→ **Work required**:
Switch "ref-code" to "reference-code" in the entries from the line with "- line-text: （1）和平共处五项原则的: [50, 915, 196, 931]" to the line with "- block7-content: 6.新时代推动人大工作高质量发展，必须", and give back only those lines with nothing else changed.

→ **Entries supplied**:

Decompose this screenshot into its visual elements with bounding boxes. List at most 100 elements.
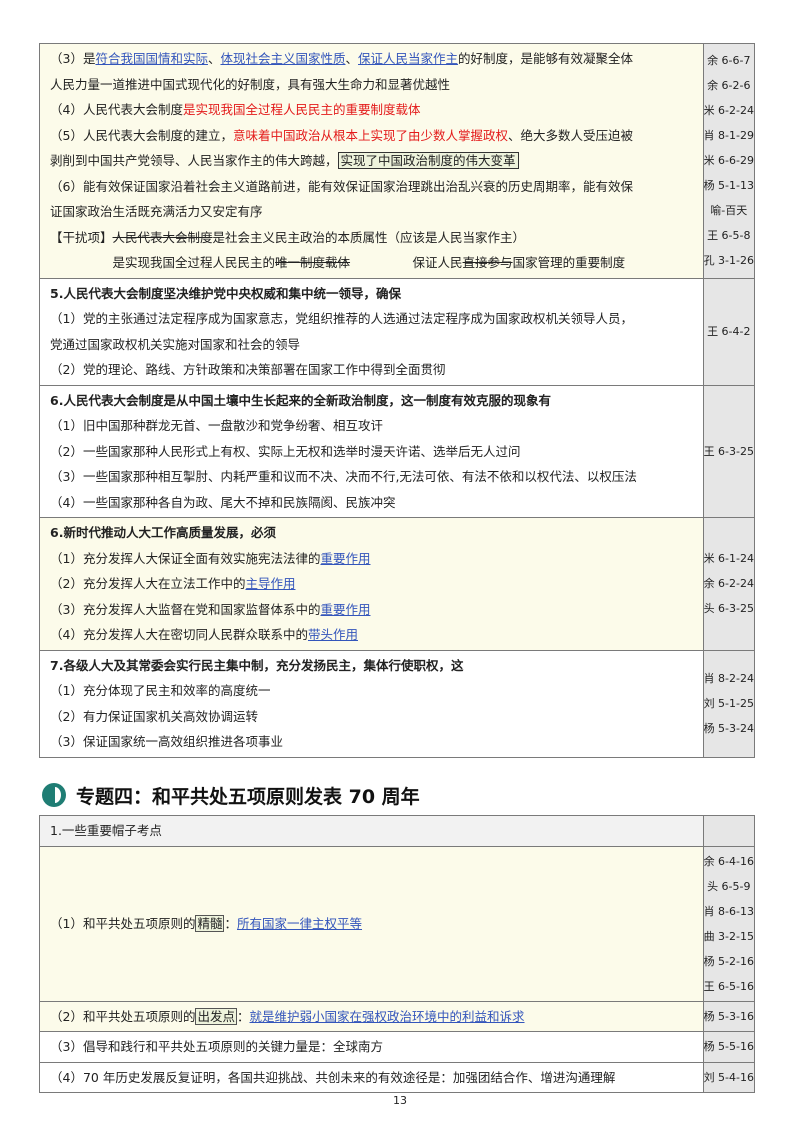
- line-text: （1）和平共处五项原则的: [50, 915, 196, 931]
- row3-content: （3）倡导和践行和平共处五项原则的关键力量是：全球南方: [39, 1031, 704, 1063]
- line-text: （2）充分发挥人大在立法工作中的: [50, 576, 246, 591]
- ref-code: 王 6-5-8: [707, 229, 751, 243]
- block7-line: （4）充分发挥人大在密切同人民群众联系中的带头作用: [50, 622, 695, 648]
- ref-code: 米 6-1-24: [703, 552, 754, 566]
- line-text: 【干扰项】: [50, 229, 113, 245]
- row2-content: （2）和平共处五项原则的 出发点 ：就是维护弱小国家在强权政治环境中的利益和诉求: [39, 1000, 704, 1032]
- line-text: 的好制度，是能够有效凝聚全体: [458, 51, 634, 66]
- ref-code: 肖 8-6-13: [703, 904, 754, 918]
- row3-line: （3）倡导和践行和平共处五项原则的关键力量是：全球南方: [50, 1039, 383, 1054]
- block8-content: 7.各级人大及其常委会实行民主集中制，充分发扬民主，集体行使职权，这 （1）充分…: [39, 649, 704, 758]
- key-phrase: 是实现我国全过程人民民主的重要制度载体: [182, 102, 421, 117]
- key-phrase: 主导作用: [245, 576, 296, 591]
- table2-header: 1.一些重要帽子考点: [39, 815, 704, 847]
- people-congress-table: （3）是符合我国国情和实际、体现社会主义国家性质、保证人民当家作主的好制度，是能…: [39, 43, 756, 758]
- line-text: （4）充分发挥人大在密切同人民群众联系中的: [50, 627, 308, 642]
- table-row: （3）是符合我国国情和实际、体现社会主义国家性质、保证人民当家作主的好制度，是能…: [39, 43, 756, 279]
- line-text: 是社会主义民主政治的本质属性（应该是人民当家作主）: [212, 229, 526, 245]
- key-term: 精髓: [195, 914, 225, 932]
- ref-code: 肖 8-1-29: [703, 129, 754, 143]
- block7-content: 6.新时代推动人大工作高质量发展，必须 （1）充分发挥人大保证全面有效实施宪法法…: [39, 517, 704, 651]
- block1-line: （5）人民代表大会制度的建立，意味着中国政治从根本上实现了由少数人掌握政权、绝大…: [50, 123, 695, 149]
- ref-code: 余 6-6-7: [707, 54, 751, 68]
- row4-refs: 刘 5-4-16: [702, 1061, 756, 1093]
- key-term: 出发点: [195, 1007, 237, 1025]
- ref-code: 米 6-6-29: [703, 154, 754, 168]
- block5-title: 5.人民代表大会制度坚决维护党中央权威和集中统一领导，确保: [50, 285, 401, 301]
- row1-refs: 余 6-4-16 头 6-5-9 肖 8-6-13 曲 3-2-15 杨 5-2…: [702, 845, 756, 1002]
- ref-code: 刘 5-1-25: [703, 697, 754, 710]
- block1-line: 是实现我国全过程人民民主的唯一制度载体 保证人民直接参与国家管理的重要制度: [50, 250, 695, 276]
- block7-line: （1）充分发挥人大保证全面有效实施宪法法律的重要作用: [50, 546, 695, 572]
- block7-line: （2）充分发挥人大在立法工作中的主导作用: [50, 571, 695, 597]
- table-row: 6.人民代表大会制度是从中国土壤中生长起来的全新政治制度，这一制度有效克服的现象…: [39, 384, 756, 518]
- block1-line: 【干扰项】人民代表大会制度是社会主义民主政治的本质属性（应该是人民当家作主）: [50, 225, 695, 251]
- line-text: （3）充分发挥人大监督在党和国家监督体系中的: [50, 601, 321, 617]
- block6-content: 6.人民代表大会制度是从中国土壤中生长起来的全新政治制度，这一制度有效克服的现象…: [39, 384, 704, 518]
- key-phrase: 所有国家一律主权平等: [237, 915, 363, 931]
- ref-code: 王 6-4-2: [707, 325, 751, 338]
- block1-refs: 余 6-6-7 余 6-2-6 米 6-2-24 肖 8-1-29 米 6-6-29 杨 …: [702, 43, 756, 279]
- key-phrase: 体现社会主义国家性质: [220, 51, 346, 66]
- ref-code: 杨 5-2-16: [703, 954, 754, 968]
- block6-line: （2）一些国家那种人民形式上有权、实际上无权和选举时漫天许诺、选举后无人过问: [50, 443, 521, 459]
- block5-refs: 王 6-4-2: [702, 277, 756, 386]
- block8-title: 7.各级人大及其常委会实行民主集中制，充分发扬民主，集体行使职权，这: [50, 657, 464, 673]
- block8-line: （1）充分体现了民主和效率的高度统一: [50, 683, 271, 698]
- block1-line: 剥削到中国共产党领导、人民当家作主的伟大跨越， 实现了中国政治制度的伟大变革: [50, 148, 695, 174]
- table-row: （1）和平共处五项原则的 精髓 ：所有国家一律主权平等 余 6-4-16 头 6-5…: [39, 845, 756, 1002]
- block5-line: 党通过国家政权机关实施对国家和社会的领导: [50, 336, 301, 352]
- line-text: （2）和平共处五项原则的: [50, 1008, 196, 1024]
- row4-line: （4）70 年历史发展反复证明，各国共迎挑战、共创未来的有效途径是：加强团结合作…: [50, 1069, 616, 1085]
- block1-content: （3）是符合我国国情和实际、体现社会主义国家性质、保证人民当家作主的好制度，是能…: [39, 43, 704, 279]
- colon: ：: [236, 1008, 250, 1024]
- line-text: 人民力量一道推进中国式现代化的好制度，具有强大生命力和显著优越性: [50, 76, 451, 92]
- line-text: （6）能有效保证国家沿着社会主义道路前进，能有效保证国家治理跳出治乱兴衰的历史周…: [50, 178, 633, 194]
- ref-code: 喻-百天: [710, 204, 748, 218]
- block6-title: 6.人民代表大会制度是从中国土壤中生长起来的全新政治制度，这一制度有效克服的现象…: [50, 392, 551, 408]
- ref-code: 杨 5-1-13: [703, 179, 754, 193]
- colon: ：: [224, 915, 237, 931]
- line-text: （5）人民代表大会制度的建立，: [50, 127, 233, 143]
- distractor-phrase: 人民代表大会制度: [112, 229, 213, 245]
- key-phrase: 带头作用: [307, 627, 358, 642]
- table-row: （2）和平共处五项原则的 出发点 ：就是维护弱小国家在强权政治环境中的利益和诉求 杨…: [39, 1000, 756, 1032]
- key-phrase: 保证人民当家作主: [358, 51, 459, 66]
- block1-line: 证国家政治生活既充满活力又安定有序: [50, 199, 695, 225]
- row3-refs: 杨 5-5-16: [702, 1031, 756, 1063]
- ref-code: 米 6-2-24: [703, 104, 754, 118]
- key-phrase: 实现了中国政治制度的伟大变革: [337, 152, 519, 169]
- table-row: 5.人民代表大会制度坚决维护党中央权威和集中统一领导，确保 （1）党的主张通过法…: [39, 277, 756, 386]
- ref-code: 头 6-3-25: [703, 602, 754, 616]
- block6-line: （4）一些国家那种各自为政、尾大不掉和民族隔阂、民族冲突: [50, 494, 396, 510]
- five-principles-table: 1.一些重要帽子考点 （1）和平共处五项原则的 精髓 ：所有国家一律主权平等 余 6…: [39, 815, 756, 1093]
- table2-header-side: [702, 815, 756, 847]
- ref-code: 刘 5-4-16: [703, 1070, 754, 1084]
- ref-code: 王 6-3-25: [703, 444, 754, 458]
- key-phrase: 重要作用: [320, 601, 371, 617]
- table-row: （4）70 年历史发展反复证明，各国共迎挑战、共创未来的有效途径是：加强团结合作…: [39, 1061, 756, 1093]
- key-phrase: 就是维护弱小国家在强权政治环境中的利益和诉求: [249, 1008, 525, 1024]
- line-text: （1）充分发挥人大保证全面有效实施宪法法律的: [50, 550, 321, 566]
- ref-code: 杨 5-3-16: [703, 1009, 754, 1023]
- ref-code: 头 6-5-9: [707, 879, 751, 893]
- block7-line: （3）充分发挥人大监督在党和国家监督体系中的重要作用: [50, 597, 695, 623]
- key-phrase: 符合我国国情和实际: [95, 51, 208, 66]
- block7-refs: 米 6-1-24 余 6-2-24 头 6-3-25: [702, 517, 756, 651]
- table-row: （3）倡导和践行和平共处五项原则的关键力量是：全球南方 杨 5-5-16: [39, 1031, 756, 1063]
- block8-refs: 肖 8-2-24 刘 5-1-25 杨 5-3-24: [702, 649, 756, 758]
- section-title: 专题四：和平共处五项原则发表 70 周年: [76, 785, 420, 808]
- table-row: 1.一些重要帽子考点: [39, 815, 756, 847]
- row2-line: （2）和平共处五项原则的 出发点 ：就是维护弱小国家在强权政治环境中的利益和诉求: [50, 1004, 695, 1030]
- ref-code: 余 6-4-16: [703, 854, 754, 868]
- ref-code: 孔 3-1-26: [703, 254, 754, 268]
- section-bullet-icon: [42, 783, 66, 807]
- block6-line: （3）一些国家那种相互掣肘、内耗严重和议而不决、决而不行,无法可依、有法不依和以…: [50, 469, 637, 484]
- key-phrase: 重要作用: [320, 550, 371, 566]
- block1-line: （3）是符合我国国情和实际、体现社会主义国家性质、保证人民当家作主的好制度，是能…: [50, 46, 695, 72]
- table-row: 7.各级人大及其常委会实行民主集中制，充分发扬民主，集体行使职权，这 （1）充分…: [39, 649, 756, 758]
- ref-code: 曲 3-2-15: [703, 929, 754, 943]
- line-text: 保证人民: [350, 255, 463, 270]
- key-phrase: 意味着中国政治从根本上实现了由少数人掌握政权: [232, 127, 508, 143]
- ref-code: 余 6-2-24: [703, 577, 754, 591]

→ **Worked answer**:
- line-text: （1）和平共处五项原则的: [50, 915, 196, 931]
- row3-content: （3）倡导和践行和平共处五项原则的关键力量是：全球南方: [39, 1031, 704, 1063]
- line-text: （2）充分发挥人大在立法工作中的: [50, 576, 246, 591]
- reference-code: 王 6-5-8: [707, 229, 751, 243]
- block7-line: （4）充分发挥人大在密切同人民群众联系中的带头作用: [50, 622, 695, 648]
- reference-code: 米 6-1-24: [703, 552, 754, 566]
- line-text: 【干扰项】: [50, 229, 113, 245]
- row2-content: （2）和平共处五项原则的 出发点 ：就是维护弱小国家在强权政治环境中的利益和诉求: [39, 1000, 704, 1032]
- line-text: 的好制度，是能够有效凝聚全体: [458, 51, 634, 66]
- reference-code: 肖 8-6-13: [703, 904, 754, 918]
- row3-line: （3）倡导和践行和平共处五项原则的关键力量是：全球南方: [50, 1039, 383, 1054]
- block8-content: 7.各级人大及其常委会实行民主集中制，充分发扬民主，集体行使职权，这 （1）充分…: [39, 649, 704, 758]
- key-phrase: 是实现我国全过程人民民主的重要制度载体: [182, 102, 421, 117]
- key-phrase: 主导作用: [245, 576, 296, 591]
- table2-header: 1.一些重要帽子考点: [39, 815, 704, 847]
- people-congress-table: （3）是符合我国国情和实际、体现社会主义国家性质、保证人民当家作主的好制度，是能…: [39, 43, 756, 758]
- line-text: （4）充分发挥人大在密切同人民群众联系中的: [50, 627, 308, 642]
- table-row: （3）是符合我国国情和实际、体现社会主义国家性质、保证人民当家作主的好制度，是能…: [39, 43, 756, 279]
- line-text: 是社会主义民主政治的本质属性（应该是人民当家作主）: [212, 229, 526, 245]
- key-term: 精髓: [195, 914, 225, 932]
- reference-code: 肖 8-1-29: [703, 129, 754, 143]
- block7-content: 6.新时代推动人大工作高质量发展，必须 （1）充分发挥人大保证全面有效实施宪法法…: [39, 517, 704, 651]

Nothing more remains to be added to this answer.